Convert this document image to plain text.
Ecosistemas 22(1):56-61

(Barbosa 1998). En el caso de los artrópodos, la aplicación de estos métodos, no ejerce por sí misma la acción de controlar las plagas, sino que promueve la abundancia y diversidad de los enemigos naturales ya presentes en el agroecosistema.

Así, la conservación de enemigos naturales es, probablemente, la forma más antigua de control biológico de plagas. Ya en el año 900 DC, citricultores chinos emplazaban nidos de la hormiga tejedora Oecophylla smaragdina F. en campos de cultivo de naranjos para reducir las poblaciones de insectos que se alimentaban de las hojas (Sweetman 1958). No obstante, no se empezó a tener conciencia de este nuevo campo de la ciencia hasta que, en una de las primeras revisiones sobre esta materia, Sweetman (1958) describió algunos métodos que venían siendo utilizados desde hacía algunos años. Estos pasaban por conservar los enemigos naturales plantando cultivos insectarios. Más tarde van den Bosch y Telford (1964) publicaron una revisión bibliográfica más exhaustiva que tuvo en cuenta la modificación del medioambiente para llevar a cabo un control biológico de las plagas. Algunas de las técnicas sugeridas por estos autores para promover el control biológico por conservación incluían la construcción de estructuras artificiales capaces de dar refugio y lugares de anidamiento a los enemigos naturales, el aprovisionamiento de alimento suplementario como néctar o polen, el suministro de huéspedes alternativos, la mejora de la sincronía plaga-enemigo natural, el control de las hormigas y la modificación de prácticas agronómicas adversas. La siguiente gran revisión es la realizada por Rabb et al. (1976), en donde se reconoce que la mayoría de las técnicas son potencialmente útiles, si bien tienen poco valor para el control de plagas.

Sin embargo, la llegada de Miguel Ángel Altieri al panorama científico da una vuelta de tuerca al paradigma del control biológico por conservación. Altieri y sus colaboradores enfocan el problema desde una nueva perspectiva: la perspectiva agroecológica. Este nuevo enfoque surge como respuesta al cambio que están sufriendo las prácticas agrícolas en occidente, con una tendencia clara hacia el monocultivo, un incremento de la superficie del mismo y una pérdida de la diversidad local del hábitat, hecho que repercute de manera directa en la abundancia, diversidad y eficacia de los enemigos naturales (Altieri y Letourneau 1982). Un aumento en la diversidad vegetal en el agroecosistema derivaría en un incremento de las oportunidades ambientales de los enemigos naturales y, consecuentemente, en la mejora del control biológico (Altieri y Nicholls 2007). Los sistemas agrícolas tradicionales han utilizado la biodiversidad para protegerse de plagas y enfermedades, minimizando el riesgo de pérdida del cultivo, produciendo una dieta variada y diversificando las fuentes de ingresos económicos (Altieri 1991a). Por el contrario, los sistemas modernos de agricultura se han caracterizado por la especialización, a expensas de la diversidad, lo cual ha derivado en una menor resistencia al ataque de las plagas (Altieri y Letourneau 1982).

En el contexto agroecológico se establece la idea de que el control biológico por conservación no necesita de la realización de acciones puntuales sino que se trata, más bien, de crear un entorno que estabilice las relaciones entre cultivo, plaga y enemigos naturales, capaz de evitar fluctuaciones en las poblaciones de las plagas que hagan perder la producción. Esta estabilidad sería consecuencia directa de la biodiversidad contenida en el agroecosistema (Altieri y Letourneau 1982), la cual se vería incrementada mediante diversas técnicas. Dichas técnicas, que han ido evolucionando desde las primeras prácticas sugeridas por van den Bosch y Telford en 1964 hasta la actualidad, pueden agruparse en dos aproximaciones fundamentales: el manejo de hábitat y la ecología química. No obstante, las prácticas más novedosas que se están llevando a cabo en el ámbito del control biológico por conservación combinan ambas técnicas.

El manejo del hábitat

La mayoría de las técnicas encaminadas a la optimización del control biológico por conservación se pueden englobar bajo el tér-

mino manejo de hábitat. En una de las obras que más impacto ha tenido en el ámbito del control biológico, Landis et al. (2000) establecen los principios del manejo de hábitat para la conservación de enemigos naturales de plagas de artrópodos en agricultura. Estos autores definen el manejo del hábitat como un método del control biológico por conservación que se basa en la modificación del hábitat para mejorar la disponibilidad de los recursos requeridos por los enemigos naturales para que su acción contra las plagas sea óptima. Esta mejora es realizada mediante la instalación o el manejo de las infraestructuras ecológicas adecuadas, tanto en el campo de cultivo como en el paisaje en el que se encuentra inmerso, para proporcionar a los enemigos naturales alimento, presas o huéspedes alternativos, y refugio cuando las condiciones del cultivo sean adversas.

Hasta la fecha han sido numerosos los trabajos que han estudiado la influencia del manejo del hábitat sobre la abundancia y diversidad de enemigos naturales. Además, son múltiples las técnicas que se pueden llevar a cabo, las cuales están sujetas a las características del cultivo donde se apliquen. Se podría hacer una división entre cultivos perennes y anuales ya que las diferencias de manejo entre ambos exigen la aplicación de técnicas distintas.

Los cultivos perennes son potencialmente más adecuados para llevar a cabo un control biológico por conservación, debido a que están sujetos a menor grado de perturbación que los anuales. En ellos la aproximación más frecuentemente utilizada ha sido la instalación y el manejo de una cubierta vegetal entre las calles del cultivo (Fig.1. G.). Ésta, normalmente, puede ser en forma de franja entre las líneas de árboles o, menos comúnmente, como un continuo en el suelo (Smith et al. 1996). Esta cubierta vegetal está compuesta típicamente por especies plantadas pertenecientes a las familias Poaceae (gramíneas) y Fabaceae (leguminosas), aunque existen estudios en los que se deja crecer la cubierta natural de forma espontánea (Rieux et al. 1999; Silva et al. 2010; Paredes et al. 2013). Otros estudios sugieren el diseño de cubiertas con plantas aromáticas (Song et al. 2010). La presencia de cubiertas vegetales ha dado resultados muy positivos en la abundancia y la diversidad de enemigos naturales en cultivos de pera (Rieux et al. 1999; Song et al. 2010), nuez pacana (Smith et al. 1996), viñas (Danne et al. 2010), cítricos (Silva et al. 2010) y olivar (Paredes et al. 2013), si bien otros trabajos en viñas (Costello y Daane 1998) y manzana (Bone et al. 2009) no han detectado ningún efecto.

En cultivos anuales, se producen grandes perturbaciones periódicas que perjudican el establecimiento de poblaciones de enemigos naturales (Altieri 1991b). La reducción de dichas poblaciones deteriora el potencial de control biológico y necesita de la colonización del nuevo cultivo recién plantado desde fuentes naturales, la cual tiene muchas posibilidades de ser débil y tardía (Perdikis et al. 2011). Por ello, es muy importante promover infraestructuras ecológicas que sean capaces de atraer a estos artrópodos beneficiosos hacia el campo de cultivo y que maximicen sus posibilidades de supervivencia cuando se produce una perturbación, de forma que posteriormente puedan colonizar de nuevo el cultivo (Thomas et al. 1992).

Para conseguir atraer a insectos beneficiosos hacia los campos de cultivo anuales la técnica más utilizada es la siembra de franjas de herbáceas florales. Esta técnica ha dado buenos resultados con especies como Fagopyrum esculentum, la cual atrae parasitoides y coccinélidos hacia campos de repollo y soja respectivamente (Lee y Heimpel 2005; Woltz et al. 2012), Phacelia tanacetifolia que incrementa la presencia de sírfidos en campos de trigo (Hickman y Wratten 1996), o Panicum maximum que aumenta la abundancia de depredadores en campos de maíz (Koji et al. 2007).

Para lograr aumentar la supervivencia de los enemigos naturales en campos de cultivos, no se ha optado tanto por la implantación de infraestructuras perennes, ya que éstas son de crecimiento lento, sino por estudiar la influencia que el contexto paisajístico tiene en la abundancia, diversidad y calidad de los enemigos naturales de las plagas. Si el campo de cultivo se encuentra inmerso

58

——

_Exercise objective_
Reproduce the records above exactly as they appear.

_Task response_
Convert this document image to plain text.
Ecosistemas 22(1):56-61

(Barbosa 1998). En el caso de los artrópodos, la aplicación de estos métodos, no ejerce por sí misma la acción de controlar las plagas, sino que promueve la abundancia y diversidad de los enemigos naturales ya presentes en el agroecosistema.

Así, la conservación de enemigos naturales es, probablemente, la forma más antigua de control biológico de plagas. Ya en el año 900 DC, citricultores chinos emplazaban nidos de la hormiga tejedora Oecophylla smaragdina F. en campos de cultivo de naranjos para reducir las poblaciones de insectos que se alimentaban de las hojas (Sweetman 1958). No obstante, no se empezó a tener conciencia de este nuevo campo de la ciencia hasta que, en una de las primeras revisiones sobre esta materia, Sweetman (1958) describió algunos métodos que venían siendo utilizados desde hacía algunos años. Estos pasaban por conservar los enemigos naturales plantando cultivos insectarios. Más tarde van den Bosch y Telford (1964) publicaron una revisión bibliográfica más exhaustiva que tuvo en cuenta la modificación del medioambiente para llevar a cabo un control biológico de las plagas. Algunas de las técnicas sugeridas por estos autores para promover el control biológico por conservación incluían la construcción de estructuras artificiales capaces de dar refugio y lugares de anidamiento a los enemigos naturales, el aprovisionamiento de alimento suplementario como néctar o polen, el suministro de huéspedes alternativos, la mejora de la sincronía plaga-enemigo natural, el control de las hormigas y la modificación de prácticas agronómicas adversas. La siguiente gran revisión es la realizada por Rabb et al. (1976), en donde se reconoce que la mayoría de las técnicas son potencialmente útiles, si bien tienen poco valor para el control de plagas.

Sin embargo, la llegada de Miguel Ángel Altieri al panorama científico da una vuelta de tuerca al paradigma del control biológico por conservación. Altieri y sus colaboradores enfocan el problema desde una nueva perspectiva: la perspectiva agroecológica. Este nuevo enfoque surge como respuesta al cambio que están sufriendo las prácticas agrícolas en occidente, con una tendencia clara hacia el monocultivo, un incremento de la superficie del mismo y una pérdida de la diversidad local del hábitat, hecho que repercute de manera directa en la abundancia, diversidad y eficacia de los enemigos naturales (Altieri y Letourneau 1982). Un aumento en la diversidad vegetal en el agroecosistema derivaría en un incremento de las oportunidades ambientales de los enemigos naturales y, consecuentemente, en la mejora del control biológico (Altieri y Nicholls 2007). Los sistemas agrícolas tradicionales han utilizado la biodiversidad para protegerse de plagas y enfermedades, minimizando el riesgo de pérdida del cultivo, produciendo una dieta variada y diversificando las fuentes de ingresos económicos (Altieri 1991a). Por el contrario, los sistemas modernos de agricultura se han caracterizado por la especialización, a expensas de la diversidad, lo cual ha derivado en una menor resistencia al ataque de las plagas (Altieri y Letourneau 1982).

En el contexto agroecológico se establece la idea de que el control biológico por conservación no necesita de la realización de acciones puntuales sino que se trata, más bien, de crear un entorno que estabilice las relaciones entre cultivo, plaga y enemigos naturales, capaz de evitar fluctuaciones en las poblaciones de las plagas que hagan perder la producción. Esta estabilidad sería consecuencia directa de la biodiversidad contenida en el agroecosistema (Altieri y Letourneau 1982), la cual se vería incrementada mediante diversas técnicas. Dichas técnicas, que han ido evolucionando desde las primeras prácticas sugeridas por van den Bosch y Telford en 1964 hasta la actualidad, pueden agruparse en dos aproximaciones fundamentales: el manejo de hábitat y la ecología química. No obstante, las prácticas más novedosas que se están llevando a cabo en el ámbito del control biológico por conservación combinan ambas técnicas.

El manejo del hábitat

La mayoría de las técnicas encaminadas a la optimización del control biológico por conservación se pueden englobar bajo el tér-

mino manejo de hábitat. En una de las obras que más impacto ha tenido en el ámbito del control biológico, Landis et al. (2000) establecen los principios del manejo de hábitat para la conservación de enemigos naturales de plagas de artrópodos en agricultura. Estos autores definen el manejo del hábitat como un método del control biológico por conservación que se basa en la modificación del hábitat para mejorar la disponibilidad de los recursos requeridos por los enemigos naturales para que su acción contra las plagas sea óptima. Esta mejora es realizada mediante la instalación o el manejo de las infraestructuras ecológicas adecuadas, tanto en el campo de cultivo como en el paisaje en el que se encuentra inmerso, para proporcionar a los enemigos naturales alimento, presas o huéspedes alternativos, y refugio cuando las condiciones del cultivo sean adversas.

Hasta la fecha han sido numerosos los trabajos que han estudiado la influencia del manejo del hábitat sobre la abundancia y diversidad de enemigos naturales. Además, son múltiples las técnicas que se pueden llevar a cabo, las cuales están sujetas a las características del cultivo donde se apliquen. Se podría hacer una división entre cultivos perennes y anuales ya que las diferencias de manejo entre ambos exigen la aplicación de técnicas distintas.

Los cultivos perennes son potencialmente más adecuados para llevar a cabo un control biológico por conservación, debido a que están sujetos a menor grado de perturbación que los anuales. En ellos la aproximación más frecuentemente utilizada ha sido la instalación y el manejo de una cubierta vegetal entre las calles del cultivo (Fig.1. G.). Ésta, normalmente, puede ser en forma de franja entre las líneas de árboles o, menos comúnmente, como un continuo en el suelo (Smith et al. 1996). Esta cubierta vegetal está compuesta típicamente por especies plantadas pertenecientes a las familias Poaceae (gramíneas) y Fabaceae (leguminosas), aunque existen estudios en los que se deja crecer la cubierta natural de forma espontánea (Rieux et al. 1999; Silva et al. 2010; Paredes et al. 2013). Otros estudios sugieren el diseño de cubiertas con plantas aromáticas (Song et al. 2010). La presencia de cubiertas vegetales ha dado resultados muy positivos en la abundancia y la diversidad de enemigos naturales en cultivos de pera (Rieux et al. 1999; Song et al. 2010), nuez pacana (Smith et al. 1996), viñas (Danne et al. 2010), cítricos (Silva et al. 2010) y olivar (Paredes et al. 2013), si bien otros trabajos en viñas (Costello y Daane 1998) y manzana (Bone et al. 2009) no han detectado ningún efecto.

En cultivos anuales, se producen grandes perturbaciones periódicas que perjudican el establecimiento de poblaciones de enemigos naturales (Altieri 1991b). La reducción de dichas poblaciones deteriora el potencial de control biológico y necesita de la colonización del nuevo cultivo recién plantado desde fuentes naturales, la cual tiene muchas posibilidades de ser débil y tardía (Perdikis et al. 2011). Por ello, es muy importante promover infraestructuras ecológicas que sean capaces de atraer a estos artrópodos beneficiosos hacia el campo de cultivo y que maximicen sus posibilidades de supervivencia cuando se produce una perturbación, de forma que posteriormente puedan colonizar de nuevo el cultivo (Thomas et al. 1992).

Para conseguir atraer a insectos beneficiosos hacia los campos de cultivo anuales la técnica más utilizada es la siembra de franjas de herbáceas florales. Esta técnica ha dado buenos resultados con especies como Fagopyrum esculentum, la cual atrae parasitoides y coccinélidos hacia campos de repollo y soja respectivamente (Lee y Heimpel 2005; Woltz et al. 2012), Phacelia tanacetifolia que incrementa la presencia de sírfidos en campos de trigo (Hickman y Wratten 1996), o Panicum maximum que aumenta la abundancia de depredadores en campos de maíz (Koji et al. 2007).

Para lograr aumentar la supervivencia de los enemigos naturales en campos de cultivos, no se ha optado tanto por la implantación de infraestructuras perennes, ya que éstas son de crecimiento lento, sino por estudiar la influencia que el contexto paisajístico tiene en la abundancia, diversidad y calidad de los enemigos naturales de las plagas. Si el campo de cultivo se encuentra inmerso

58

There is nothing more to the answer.